** START OF RECORDED DATA **
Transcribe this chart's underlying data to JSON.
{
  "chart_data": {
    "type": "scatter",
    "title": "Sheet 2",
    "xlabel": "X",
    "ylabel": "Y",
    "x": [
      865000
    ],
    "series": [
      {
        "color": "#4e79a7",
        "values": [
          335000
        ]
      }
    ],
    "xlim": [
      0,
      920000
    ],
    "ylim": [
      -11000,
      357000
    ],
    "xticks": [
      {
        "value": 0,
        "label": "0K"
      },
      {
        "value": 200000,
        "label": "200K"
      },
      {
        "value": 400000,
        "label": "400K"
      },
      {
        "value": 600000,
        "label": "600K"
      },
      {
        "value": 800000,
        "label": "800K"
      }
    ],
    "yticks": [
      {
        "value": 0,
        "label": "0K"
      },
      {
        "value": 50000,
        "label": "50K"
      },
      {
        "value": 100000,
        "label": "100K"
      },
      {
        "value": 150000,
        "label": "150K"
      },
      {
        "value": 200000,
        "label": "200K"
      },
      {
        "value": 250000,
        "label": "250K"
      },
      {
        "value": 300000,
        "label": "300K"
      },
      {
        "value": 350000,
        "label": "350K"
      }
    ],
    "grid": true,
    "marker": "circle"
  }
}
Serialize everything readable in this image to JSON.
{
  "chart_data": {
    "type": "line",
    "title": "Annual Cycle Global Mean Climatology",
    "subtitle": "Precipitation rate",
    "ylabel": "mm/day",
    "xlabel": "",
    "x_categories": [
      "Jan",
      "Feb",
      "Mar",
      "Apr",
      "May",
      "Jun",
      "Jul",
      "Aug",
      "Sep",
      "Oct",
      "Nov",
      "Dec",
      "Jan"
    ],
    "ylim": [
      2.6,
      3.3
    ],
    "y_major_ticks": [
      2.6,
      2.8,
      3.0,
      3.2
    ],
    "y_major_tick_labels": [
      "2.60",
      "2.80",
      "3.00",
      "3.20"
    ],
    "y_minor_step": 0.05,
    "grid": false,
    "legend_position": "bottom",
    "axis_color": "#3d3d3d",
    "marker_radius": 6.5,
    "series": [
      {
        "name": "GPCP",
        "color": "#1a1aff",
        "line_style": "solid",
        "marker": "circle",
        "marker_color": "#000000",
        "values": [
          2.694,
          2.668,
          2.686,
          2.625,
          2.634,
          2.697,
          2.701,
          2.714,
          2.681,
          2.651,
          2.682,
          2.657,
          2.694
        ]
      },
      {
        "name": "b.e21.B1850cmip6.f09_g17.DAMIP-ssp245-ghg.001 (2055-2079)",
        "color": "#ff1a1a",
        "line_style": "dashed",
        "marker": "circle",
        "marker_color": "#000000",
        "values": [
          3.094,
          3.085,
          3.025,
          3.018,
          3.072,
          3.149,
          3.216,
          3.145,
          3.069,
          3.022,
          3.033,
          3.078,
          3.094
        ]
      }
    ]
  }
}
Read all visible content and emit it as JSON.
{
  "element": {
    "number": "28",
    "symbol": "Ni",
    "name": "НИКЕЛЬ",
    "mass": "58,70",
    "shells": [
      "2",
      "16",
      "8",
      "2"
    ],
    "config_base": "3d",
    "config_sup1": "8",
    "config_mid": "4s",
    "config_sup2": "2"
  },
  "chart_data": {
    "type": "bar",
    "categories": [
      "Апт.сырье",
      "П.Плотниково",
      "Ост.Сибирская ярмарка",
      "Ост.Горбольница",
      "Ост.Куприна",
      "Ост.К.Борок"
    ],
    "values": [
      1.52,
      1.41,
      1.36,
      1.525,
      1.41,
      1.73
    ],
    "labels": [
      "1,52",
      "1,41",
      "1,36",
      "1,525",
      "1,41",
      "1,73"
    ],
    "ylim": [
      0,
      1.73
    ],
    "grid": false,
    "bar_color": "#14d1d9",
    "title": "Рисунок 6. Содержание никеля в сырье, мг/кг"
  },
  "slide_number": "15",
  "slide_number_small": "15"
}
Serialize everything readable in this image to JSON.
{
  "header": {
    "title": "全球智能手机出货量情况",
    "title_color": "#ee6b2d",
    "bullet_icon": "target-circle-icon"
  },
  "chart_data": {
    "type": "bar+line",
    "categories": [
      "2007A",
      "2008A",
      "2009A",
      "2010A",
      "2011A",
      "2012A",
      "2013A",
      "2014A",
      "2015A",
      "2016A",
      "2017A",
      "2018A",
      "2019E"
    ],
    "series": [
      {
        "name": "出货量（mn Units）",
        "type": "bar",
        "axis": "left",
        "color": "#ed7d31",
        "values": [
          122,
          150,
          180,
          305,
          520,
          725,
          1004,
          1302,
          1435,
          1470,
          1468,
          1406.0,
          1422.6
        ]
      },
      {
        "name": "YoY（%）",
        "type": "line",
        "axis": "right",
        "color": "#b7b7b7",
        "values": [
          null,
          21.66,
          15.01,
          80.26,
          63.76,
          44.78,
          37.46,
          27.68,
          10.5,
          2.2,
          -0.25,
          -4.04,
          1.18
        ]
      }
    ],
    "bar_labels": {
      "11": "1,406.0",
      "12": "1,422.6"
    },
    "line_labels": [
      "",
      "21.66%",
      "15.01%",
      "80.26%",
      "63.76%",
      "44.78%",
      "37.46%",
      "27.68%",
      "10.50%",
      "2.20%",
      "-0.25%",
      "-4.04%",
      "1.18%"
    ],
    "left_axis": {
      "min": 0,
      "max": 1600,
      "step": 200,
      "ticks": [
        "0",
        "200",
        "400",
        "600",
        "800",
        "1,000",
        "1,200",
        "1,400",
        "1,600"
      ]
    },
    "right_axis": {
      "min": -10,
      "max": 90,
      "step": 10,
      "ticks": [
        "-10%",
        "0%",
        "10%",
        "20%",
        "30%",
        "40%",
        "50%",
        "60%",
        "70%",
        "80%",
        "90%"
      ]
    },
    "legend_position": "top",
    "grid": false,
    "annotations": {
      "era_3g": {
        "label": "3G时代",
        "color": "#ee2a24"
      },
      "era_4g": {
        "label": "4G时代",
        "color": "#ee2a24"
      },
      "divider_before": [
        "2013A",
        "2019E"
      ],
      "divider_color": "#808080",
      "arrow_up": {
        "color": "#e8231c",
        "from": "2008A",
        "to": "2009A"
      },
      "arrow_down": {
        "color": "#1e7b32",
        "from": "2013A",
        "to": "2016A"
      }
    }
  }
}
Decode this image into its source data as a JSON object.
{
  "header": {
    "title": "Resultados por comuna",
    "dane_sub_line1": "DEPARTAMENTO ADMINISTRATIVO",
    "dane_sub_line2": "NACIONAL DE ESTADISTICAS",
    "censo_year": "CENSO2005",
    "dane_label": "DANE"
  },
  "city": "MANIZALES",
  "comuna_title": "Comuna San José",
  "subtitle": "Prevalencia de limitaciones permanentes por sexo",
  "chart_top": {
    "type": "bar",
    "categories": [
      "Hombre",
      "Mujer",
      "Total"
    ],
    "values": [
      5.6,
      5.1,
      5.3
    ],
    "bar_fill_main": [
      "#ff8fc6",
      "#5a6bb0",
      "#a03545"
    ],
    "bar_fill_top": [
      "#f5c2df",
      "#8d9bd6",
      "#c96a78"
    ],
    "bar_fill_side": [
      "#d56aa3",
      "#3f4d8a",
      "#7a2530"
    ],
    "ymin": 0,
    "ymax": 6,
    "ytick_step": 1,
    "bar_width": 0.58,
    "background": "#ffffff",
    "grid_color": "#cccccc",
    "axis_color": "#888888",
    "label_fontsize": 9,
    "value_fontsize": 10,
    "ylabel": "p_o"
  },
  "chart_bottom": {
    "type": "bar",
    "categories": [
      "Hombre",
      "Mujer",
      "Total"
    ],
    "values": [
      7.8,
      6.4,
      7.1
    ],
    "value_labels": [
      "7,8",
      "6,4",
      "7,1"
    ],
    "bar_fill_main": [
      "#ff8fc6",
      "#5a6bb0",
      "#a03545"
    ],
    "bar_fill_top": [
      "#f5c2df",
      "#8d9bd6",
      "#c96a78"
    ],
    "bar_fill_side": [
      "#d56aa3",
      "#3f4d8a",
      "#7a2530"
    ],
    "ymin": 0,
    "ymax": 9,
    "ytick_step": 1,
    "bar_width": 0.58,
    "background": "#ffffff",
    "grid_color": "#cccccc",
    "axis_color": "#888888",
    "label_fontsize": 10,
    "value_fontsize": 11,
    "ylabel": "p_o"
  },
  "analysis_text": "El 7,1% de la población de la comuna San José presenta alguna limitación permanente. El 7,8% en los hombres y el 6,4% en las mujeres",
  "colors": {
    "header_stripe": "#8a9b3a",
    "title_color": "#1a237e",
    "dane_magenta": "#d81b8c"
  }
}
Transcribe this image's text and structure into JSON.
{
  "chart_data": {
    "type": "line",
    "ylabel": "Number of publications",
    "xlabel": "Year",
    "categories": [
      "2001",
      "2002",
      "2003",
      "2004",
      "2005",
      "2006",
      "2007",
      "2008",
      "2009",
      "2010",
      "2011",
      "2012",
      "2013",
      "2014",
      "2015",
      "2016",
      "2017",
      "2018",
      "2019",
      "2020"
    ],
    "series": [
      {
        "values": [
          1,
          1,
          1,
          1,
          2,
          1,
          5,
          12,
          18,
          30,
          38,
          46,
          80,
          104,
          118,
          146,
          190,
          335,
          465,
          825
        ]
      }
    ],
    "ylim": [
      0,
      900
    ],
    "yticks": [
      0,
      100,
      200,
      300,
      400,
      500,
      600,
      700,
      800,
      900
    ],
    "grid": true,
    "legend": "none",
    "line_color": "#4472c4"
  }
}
** END OF RECORDED DATA **
Copy out every line with the word "Transcribe".

Transcribe this chart's underlying data to JSON.
Transcribe this image's text and structure into JSON.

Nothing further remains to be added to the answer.